**DIRECTION**. Pull out every line from the listing that has the word "footer".

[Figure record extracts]
--------------------
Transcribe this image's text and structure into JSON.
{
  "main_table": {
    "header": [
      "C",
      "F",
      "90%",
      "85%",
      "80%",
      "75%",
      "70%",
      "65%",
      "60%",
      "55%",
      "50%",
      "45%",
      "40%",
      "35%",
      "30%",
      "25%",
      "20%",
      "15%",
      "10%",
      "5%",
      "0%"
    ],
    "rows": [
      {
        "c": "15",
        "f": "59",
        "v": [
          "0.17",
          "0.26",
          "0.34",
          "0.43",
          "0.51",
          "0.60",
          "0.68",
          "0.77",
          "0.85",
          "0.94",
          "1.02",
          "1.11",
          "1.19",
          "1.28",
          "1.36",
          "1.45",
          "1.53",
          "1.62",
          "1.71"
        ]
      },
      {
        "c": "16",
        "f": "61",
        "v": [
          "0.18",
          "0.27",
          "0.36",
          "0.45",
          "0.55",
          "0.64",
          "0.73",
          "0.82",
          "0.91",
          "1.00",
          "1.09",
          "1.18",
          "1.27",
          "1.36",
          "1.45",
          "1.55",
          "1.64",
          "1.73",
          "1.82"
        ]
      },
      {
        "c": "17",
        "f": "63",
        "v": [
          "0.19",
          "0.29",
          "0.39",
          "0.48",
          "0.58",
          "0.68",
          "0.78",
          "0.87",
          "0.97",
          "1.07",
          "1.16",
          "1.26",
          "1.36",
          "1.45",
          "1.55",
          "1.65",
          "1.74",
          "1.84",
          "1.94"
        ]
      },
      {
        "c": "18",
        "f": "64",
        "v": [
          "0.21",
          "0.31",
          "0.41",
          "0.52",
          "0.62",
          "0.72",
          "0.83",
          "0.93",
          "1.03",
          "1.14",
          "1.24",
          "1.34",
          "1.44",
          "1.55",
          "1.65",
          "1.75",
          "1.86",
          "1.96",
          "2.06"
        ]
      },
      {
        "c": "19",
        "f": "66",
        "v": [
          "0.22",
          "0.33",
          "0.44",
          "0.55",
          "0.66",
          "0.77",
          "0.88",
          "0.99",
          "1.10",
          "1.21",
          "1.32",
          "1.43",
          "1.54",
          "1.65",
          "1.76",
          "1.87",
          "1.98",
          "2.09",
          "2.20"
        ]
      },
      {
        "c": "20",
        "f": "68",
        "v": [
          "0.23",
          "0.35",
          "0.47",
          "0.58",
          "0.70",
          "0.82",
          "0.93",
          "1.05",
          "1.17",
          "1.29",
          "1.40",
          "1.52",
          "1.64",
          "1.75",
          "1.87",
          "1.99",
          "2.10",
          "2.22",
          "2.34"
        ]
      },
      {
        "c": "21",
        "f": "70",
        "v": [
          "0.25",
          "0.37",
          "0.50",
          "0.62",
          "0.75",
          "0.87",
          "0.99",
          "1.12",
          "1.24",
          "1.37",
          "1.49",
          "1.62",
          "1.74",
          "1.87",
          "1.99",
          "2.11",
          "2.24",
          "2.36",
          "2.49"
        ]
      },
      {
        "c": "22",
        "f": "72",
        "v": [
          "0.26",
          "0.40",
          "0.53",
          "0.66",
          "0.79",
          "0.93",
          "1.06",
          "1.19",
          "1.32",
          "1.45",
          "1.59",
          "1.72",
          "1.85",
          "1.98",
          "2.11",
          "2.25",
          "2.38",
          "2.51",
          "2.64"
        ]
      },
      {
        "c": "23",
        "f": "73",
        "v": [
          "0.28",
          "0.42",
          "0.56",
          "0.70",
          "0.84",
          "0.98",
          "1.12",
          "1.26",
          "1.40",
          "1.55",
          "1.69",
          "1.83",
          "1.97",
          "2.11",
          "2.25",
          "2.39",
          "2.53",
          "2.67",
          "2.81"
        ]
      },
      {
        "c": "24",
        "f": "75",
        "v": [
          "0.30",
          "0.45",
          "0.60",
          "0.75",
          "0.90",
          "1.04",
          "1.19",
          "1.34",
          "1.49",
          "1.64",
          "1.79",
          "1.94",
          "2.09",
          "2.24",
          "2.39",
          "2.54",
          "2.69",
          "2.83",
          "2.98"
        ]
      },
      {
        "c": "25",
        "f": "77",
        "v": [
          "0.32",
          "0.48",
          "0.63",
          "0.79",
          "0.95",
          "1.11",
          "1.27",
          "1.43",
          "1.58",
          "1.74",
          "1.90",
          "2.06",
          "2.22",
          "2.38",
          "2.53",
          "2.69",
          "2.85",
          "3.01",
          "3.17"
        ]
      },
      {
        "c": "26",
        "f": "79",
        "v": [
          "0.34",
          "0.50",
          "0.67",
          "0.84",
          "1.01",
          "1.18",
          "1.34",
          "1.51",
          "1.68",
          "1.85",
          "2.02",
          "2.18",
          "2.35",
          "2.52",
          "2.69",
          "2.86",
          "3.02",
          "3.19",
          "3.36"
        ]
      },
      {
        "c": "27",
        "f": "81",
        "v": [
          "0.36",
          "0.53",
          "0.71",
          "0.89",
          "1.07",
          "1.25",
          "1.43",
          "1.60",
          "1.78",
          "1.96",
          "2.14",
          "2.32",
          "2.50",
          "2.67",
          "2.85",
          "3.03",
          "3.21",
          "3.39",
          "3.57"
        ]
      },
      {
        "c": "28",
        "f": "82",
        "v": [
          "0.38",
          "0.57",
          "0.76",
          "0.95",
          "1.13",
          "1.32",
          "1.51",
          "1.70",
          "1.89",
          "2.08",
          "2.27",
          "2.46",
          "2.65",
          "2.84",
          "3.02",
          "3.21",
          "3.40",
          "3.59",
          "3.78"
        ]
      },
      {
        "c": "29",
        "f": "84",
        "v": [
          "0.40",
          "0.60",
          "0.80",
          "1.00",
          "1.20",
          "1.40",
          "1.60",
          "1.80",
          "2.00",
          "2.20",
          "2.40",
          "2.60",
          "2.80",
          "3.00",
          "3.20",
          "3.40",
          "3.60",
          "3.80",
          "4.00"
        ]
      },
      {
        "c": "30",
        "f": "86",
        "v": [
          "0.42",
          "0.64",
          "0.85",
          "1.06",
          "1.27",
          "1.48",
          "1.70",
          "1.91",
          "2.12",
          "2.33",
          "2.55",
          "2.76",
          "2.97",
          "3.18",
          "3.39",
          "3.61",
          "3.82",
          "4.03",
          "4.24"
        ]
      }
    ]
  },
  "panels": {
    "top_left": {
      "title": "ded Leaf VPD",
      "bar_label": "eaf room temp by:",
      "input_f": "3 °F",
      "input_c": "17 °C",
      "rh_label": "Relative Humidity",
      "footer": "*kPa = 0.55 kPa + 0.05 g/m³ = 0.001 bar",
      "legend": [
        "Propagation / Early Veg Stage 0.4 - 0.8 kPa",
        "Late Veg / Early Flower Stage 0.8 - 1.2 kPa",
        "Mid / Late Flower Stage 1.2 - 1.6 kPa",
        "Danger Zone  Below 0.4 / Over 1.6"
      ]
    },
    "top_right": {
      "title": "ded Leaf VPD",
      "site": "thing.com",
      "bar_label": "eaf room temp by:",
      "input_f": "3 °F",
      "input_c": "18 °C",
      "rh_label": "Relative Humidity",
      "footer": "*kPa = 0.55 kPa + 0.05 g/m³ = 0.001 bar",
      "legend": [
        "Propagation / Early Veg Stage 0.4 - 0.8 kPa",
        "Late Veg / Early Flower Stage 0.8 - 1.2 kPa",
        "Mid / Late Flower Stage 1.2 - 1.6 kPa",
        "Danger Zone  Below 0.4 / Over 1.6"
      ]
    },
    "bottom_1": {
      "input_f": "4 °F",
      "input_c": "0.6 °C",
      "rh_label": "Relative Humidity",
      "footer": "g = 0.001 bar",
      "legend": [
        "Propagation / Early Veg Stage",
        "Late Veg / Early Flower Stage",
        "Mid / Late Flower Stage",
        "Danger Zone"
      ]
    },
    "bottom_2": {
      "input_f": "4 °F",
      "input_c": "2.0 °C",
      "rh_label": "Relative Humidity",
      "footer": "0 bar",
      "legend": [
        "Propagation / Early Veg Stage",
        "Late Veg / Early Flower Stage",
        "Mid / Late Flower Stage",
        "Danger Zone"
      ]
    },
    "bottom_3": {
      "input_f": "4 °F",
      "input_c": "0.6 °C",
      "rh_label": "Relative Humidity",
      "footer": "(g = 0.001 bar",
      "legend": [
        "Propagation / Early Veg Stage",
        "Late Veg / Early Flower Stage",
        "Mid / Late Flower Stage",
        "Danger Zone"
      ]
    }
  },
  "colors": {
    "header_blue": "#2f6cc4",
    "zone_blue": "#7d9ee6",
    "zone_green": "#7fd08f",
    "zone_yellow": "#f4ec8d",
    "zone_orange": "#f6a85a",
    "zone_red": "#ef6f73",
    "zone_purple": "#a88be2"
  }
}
--------------------
**SOLUTION FOR THIS PROBLEM**.
      "footer": "*kPa = 0.55 kPa + 0.05 g/m³ = 0.001 bar",
      "footer": "*kPa = 0.55 kPa + 0.05 g/m³ = 0.001 bar",
      "footer": "g = 0.001 bar",
      "footer": "0 bar",
      "footer": "(g = 0.001 bar",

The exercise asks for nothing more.